### Consigne A
Relevez les différents ordres de répercussions énumérés dans le texte sur l'amplification sociale du risque.
### Consigne B
Poursuivez le texte sur l'amplification sociale du risque après sa dernière phrase.

━━━ Texte étudié

Dans une seconde phase du modèle, les auteurs précisent que certains évènements peuvent avoir des répercussions de second ou troisième ordre au niveau des individus, des institutions, des communautés locales, de l’industrie, des entreprises… Ces répercussions peuvent être de différents ordres : baisse de consommation d’un produit, règlements plus contraignants, activités judiciaires (lois…), opposition de certains groupes, impacts économiques. L’image des ondes concentriques illustre très bien ce phénomène : les répercussions touchent d’abord les victimes directes du risque, puis le niveau supérieur (une entreprise ou un organisme), et dans les cas extrêmes d’autres domaines de la vie sociale, économique ou politique. Cette répercussion des impacts est un élément important du modèle : elle suggère que le processus peut étendre ou contraindre l’impact temporel, géographique et sectoriel du risque.

Ainsi, tout acteur impliqué dans un processus de communication du risque transforme chaque message conformément à son expérience, ses valeurs, ses représentations, ses objectifs, bref sa culture. En d’autres termes, les individus amplifient ou atténuent un risque en fonction des représentations culturelles qui sont transmises par le réseau social dans lequel ils évoluent. Ce modèle de l’amplification sociale s’applique de façon particulièrement efficace aux risques sanitaires et environnementaux. Dans le cas des risques générés par le réchauffement climatique, par exemple, le modèle permet d’appréhender comment les différents agents individuels et sociaux viennent modifier les informations relatives au risque en amplifiant certains de ses aspects (les conséquences écologiques majeures du réchauffement, par exemple) et en atténuant d’autres versants du problème (les explications scientifiques du phénomène). Il s’applique également de façon particulièrement pertinente à l’épidémie de SRAS qui a vu le jour en 2003. Cette pathologie présente les particularités qui lui confèrent une dimension internationale : elle se transmet d’individu à

individu par transmission directe et se propage rapidement d’un pays à l’autre. Finalement l’épidémie fut rapidement endiguée, mais malgré cela, le coût estimé de cette épidémie pour les pays d’Asie fut énorme, avec des répercussions économiques liées à la baisse du tourisme et la perte de confiance des consommateurs.

━━━━━━
━━━ Entrées fournies

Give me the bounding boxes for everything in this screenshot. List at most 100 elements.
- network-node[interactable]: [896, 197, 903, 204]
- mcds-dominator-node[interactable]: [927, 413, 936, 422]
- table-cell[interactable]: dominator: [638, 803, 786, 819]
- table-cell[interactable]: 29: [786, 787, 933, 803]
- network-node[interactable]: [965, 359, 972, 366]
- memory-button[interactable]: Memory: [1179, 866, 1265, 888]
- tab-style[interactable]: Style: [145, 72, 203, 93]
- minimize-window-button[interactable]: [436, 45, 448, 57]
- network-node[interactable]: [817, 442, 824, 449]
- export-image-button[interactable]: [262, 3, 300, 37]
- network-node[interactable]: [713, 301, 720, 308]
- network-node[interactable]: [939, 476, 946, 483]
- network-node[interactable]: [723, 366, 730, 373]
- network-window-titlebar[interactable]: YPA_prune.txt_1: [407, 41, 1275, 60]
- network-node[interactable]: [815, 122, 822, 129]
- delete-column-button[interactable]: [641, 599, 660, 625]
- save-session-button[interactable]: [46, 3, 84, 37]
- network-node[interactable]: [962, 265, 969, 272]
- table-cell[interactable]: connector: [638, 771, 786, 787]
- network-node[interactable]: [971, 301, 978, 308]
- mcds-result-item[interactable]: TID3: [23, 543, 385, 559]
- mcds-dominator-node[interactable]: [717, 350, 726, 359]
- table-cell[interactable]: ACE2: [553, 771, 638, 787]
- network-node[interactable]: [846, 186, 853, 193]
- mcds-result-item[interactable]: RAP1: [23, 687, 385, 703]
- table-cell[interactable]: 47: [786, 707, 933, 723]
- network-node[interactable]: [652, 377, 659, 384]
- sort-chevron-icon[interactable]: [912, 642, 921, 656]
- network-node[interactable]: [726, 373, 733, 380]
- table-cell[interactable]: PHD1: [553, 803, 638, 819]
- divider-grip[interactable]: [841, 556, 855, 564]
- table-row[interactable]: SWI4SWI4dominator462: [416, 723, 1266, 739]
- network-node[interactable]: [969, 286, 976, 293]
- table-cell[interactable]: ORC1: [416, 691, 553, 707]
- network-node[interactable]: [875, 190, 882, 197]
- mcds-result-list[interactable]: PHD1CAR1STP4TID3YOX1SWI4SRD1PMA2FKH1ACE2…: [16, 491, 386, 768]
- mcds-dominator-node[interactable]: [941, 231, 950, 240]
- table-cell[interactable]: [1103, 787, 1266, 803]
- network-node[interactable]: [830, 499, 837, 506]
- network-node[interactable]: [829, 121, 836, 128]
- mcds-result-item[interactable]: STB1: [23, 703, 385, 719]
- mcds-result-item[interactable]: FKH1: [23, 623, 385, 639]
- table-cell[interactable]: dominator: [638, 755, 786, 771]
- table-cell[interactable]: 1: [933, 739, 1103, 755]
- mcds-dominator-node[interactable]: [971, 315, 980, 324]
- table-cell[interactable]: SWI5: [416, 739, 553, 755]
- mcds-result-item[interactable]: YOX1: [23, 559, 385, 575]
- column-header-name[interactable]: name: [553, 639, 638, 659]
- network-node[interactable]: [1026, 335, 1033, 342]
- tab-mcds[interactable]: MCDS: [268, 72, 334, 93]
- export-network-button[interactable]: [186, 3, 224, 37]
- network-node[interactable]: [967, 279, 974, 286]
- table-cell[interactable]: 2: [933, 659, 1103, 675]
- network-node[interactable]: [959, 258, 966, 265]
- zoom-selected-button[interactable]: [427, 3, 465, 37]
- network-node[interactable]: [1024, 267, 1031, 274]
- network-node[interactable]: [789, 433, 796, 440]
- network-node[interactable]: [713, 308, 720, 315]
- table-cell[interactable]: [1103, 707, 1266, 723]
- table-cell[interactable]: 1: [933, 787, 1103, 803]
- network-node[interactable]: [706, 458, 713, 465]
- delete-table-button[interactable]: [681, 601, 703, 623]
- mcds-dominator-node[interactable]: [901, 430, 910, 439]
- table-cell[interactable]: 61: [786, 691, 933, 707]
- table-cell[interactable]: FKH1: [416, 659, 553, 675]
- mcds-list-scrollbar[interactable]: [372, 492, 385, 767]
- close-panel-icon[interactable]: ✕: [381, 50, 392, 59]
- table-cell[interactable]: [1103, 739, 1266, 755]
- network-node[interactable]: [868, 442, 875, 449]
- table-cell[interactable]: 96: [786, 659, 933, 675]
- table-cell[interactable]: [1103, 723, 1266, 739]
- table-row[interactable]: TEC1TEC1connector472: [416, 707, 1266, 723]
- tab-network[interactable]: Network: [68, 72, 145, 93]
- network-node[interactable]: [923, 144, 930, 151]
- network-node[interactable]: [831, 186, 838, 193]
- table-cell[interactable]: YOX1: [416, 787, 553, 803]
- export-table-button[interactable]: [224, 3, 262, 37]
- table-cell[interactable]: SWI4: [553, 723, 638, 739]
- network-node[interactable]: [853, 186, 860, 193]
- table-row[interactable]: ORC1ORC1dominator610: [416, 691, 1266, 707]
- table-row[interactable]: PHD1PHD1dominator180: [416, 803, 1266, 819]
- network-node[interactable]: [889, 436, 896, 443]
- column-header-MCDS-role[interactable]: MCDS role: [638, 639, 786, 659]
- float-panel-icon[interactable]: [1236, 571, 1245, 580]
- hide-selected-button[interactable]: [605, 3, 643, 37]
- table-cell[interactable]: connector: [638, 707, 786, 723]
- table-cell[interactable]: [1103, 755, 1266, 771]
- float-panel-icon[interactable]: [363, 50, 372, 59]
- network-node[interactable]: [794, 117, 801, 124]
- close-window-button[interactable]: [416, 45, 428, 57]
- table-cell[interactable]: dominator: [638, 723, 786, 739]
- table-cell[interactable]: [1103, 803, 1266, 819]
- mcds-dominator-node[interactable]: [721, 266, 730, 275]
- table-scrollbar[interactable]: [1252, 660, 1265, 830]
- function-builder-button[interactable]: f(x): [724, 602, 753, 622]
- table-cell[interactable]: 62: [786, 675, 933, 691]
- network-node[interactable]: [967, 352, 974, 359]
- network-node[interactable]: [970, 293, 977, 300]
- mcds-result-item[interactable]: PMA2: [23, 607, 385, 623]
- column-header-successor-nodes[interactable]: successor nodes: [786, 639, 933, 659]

━━━━━━

### Réponse attendue A
- baisse de consommation d'un produit
- règlements plus contraignants
- activités judiciaires (lois…)
- opposition de certains groupes
- impacts économiques

### Réponse attendue B
Les médias et les processus de communication qui sont au cœur de ce modèle jouent, en particulier, un rôle central dans le phénomène de déclenchement d’une crise sanitaire, car dans bien des cas, c’est la médiatisation d’une controverse ou d’une incertitude scientifique qui sert de catalyseur à l’avènement d’une situation de crise. Ces incertitudes peuvent se situer à différents niveaux. Elles peuvent concerner la définition de la situation en termes de gravité réelle du risque, les actions à mettre en place, ainsi que les moyens à mobiliser (Peretti-Wattel, 2010).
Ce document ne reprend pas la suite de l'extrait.